> **AIM**: Return every line below without changing anything.

> **Entries from a dataset**:
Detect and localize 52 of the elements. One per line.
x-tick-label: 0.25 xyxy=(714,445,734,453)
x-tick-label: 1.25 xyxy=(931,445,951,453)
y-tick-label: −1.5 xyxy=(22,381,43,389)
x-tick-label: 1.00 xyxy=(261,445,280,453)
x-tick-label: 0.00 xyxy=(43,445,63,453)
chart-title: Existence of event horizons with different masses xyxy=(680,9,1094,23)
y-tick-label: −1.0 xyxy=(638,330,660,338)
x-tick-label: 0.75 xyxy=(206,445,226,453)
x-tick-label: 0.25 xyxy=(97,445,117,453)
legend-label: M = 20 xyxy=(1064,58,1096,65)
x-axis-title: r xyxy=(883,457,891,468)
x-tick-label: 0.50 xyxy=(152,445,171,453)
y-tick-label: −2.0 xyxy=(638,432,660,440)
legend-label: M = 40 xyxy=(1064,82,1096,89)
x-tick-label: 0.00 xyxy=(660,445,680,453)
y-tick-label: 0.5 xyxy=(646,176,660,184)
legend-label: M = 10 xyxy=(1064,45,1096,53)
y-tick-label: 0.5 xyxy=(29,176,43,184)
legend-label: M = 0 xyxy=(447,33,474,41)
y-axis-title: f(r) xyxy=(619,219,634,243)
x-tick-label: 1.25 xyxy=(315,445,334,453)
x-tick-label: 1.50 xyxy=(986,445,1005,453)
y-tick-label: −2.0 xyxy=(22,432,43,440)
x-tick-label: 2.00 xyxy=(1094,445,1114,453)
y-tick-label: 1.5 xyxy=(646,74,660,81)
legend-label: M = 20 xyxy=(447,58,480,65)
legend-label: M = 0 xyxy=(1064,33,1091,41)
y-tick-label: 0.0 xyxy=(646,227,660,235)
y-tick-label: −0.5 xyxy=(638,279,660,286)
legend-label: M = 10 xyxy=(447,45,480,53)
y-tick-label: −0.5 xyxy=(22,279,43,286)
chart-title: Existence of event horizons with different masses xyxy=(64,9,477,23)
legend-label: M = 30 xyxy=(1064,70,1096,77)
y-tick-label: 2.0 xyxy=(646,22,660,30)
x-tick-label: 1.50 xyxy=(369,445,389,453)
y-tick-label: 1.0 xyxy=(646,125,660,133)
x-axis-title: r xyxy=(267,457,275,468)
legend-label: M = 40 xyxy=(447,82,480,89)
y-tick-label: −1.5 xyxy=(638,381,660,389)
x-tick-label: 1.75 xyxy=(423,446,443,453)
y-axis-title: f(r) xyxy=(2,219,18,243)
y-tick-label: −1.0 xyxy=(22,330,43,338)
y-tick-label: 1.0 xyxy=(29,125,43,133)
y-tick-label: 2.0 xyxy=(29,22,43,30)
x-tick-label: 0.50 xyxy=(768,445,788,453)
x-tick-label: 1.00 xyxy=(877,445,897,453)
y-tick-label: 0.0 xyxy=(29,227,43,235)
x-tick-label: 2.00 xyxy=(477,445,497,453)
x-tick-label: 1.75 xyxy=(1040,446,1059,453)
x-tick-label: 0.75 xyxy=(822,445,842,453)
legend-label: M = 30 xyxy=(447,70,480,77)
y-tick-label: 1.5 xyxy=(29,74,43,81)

> **EXERCISE OUTPUT**:
Detect and localize 52 of the elements. One per line.
x-tick-label: 0.25 xyxy=(714,445,734,453)
x-tick-label: 1.25 xyxy=(931,445,951,453)
y-tick-label: −1.5 xyxy=(22,381,43,389)
x-tick-label: 1.00 xyxy=(261,445,280,453)
x-tick-label: 0.00 xyxy=(43,445,63,453)
chart-title: Existence of event horizons with different masses xyxy=(680,9,1094,23)
y-tick-label: −1.0 xyxy=(638,330,660,338)
x-tick-label: 0.75 xyxy=(206,445,226,453)
x-tick-label: 0.25 xyxy=(97,445,117,453)
legend-label: M = 20 xyxy=(1064,58,1096,65)
x-axis-title: r xyxy=(883,457,891,468)
x-tick-label: 0.50 xyxy=(152,445,171,453)
y-tick-label: −2.0 xyxy=(638,432,660,440)
legend-label: M = 40 xyxy=(1064,82,1096,89)
x-tick-label: 0.00 xyxy=(660,445,680,453)
y-tick-label: 0.5 xyxy=(646,176,660,184)
legend-label: M = 10 xyxy=(1064,45,1096,53)
y-tick-label: 0.5 xyxy=(29,176,43,184)
legend-label: M = 0 xyxy=(447,33,474,41)
y-axis-title: f(r) xyxy=(619,219,634,243)
x-tick-label: 1.25 xyxy=(315,445,334,453)
x-tick-label: 1.50 xyxy=(986,445,1005,453)
y-tick-label: −2.0 xyxy=(22,432,43,440)
x-tick-label: 2.00 xyxy=(1094,445,1114,453)
y-tick-label: 1.5 xyxy=(646,74,660,81)
legend-label: M = 20 xyxy=(447,58,480,65)
legend-label: M = 0 xyxy=(1064,33,1091,41)
y-tick-label: 0.0 xyxy=(646,227,660,235)
y-tick-label: −0.5 xyxy=(638,279,660,286)
legend-label: M = 10 xyxy=(447,45,480,53)
y-tick-label: −0.5 xyxy=(22,279,43,286)
chart-title: Existence of event horizons with different masses xyxy=(64,9,477,23)
legend-label: M = 30 xyxy=(1064,70,1096,77)
y-tick-label: 2.0 xyxy=(646,22,660,30)
x-tick-label: 1.50 xyxy=(369,445,389,453)
y-tick-label: 1.0 xyxy=(646,125,660,133)
x-axis-title: r xyxy=(267,457,275,468)
legend-label: M = 40 xyxy=(447,82,480,89)
y-tick-label: −1.5 xyxy=(638,381,660,389)
x-tick-label: 1.75 xyxy=(423,446,443,453)
y-axis-title: f(r) xyxy=(2,219,18,243)
y-tick-label: −1.0 xyxy=(22,330,43,338)
y-tick-label: 1.0 xyxy=(29,125,43,133)
y-tick-label: 2.0 xyxy=(29,22,43,30)
x-tick-label: 0.50 xyxy=(768,445,788,453)
x-tick-label: 1.00 xyxy=(877,445,897,453)
y-tick-label: 0.0 xyxy=(29,227,43,235)
x-tick-label: 2.00 xyxy=(477,445,497,453)
x-tick-label: 1.75 xyxy=(1040,446,1059,453)
x-tick-label: 0.75 xyxy=(822,445,842,453)
legend-label: M = 30 xyxy=(447,70,480,77)
y-tick-label: 1.5 xyxy=(29,74,43,81)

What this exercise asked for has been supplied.